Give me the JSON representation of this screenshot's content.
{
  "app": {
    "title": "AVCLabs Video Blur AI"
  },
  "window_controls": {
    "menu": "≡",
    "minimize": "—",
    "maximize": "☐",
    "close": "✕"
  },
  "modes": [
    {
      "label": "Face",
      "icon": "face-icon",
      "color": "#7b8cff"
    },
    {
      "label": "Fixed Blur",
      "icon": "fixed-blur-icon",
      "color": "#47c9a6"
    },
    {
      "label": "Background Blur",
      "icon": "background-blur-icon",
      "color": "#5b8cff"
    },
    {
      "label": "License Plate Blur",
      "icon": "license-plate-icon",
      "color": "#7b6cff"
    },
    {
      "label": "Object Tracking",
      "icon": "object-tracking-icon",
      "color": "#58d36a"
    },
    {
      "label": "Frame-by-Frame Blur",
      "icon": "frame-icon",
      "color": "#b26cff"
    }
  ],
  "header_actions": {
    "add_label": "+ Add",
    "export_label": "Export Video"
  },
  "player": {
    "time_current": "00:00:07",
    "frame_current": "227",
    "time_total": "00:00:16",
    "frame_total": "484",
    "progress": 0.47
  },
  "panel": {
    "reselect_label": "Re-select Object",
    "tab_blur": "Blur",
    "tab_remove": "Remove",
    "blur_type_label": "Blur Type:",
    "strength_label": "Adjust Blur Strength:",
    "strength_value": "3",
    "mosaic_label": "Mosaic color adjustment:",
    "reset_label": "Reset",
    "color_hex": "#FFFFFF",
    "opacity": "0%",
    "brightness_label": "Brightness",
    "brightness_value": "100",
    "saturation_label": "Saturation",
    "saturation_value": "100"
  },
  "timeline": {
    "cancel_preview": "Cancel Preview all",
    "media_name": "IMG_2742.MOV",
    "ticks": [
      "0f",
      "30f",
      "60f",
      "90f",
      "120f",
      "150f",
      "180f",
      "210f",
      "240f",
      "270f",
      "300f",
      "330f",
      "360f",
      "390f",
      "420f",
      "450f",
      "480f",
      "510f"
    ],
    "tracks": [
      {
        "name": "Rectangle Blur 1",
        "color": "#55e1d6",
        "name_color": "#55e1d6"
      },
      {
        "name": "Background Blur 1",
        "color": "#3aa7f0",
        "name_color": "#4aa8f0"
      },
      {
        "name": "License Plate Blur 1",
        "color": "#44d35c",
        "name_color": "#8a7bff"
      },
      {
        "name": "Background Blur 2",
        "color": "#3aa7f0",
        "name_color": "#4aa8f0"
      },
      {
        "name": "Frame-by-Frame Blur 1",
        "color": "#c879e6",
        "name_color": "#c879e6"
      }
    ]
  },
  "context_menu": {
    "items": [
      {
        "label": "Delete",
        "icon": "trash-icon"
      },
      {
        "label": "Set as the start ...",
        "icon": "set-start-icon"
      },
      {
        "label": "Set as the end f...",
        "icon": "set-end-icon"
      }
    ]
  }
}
──────
### Goal
Please list every line of the records that contains "Video".

### Correct result
    "title": "AVCLabs Video Blur AI"
    "export_label": "Export Video"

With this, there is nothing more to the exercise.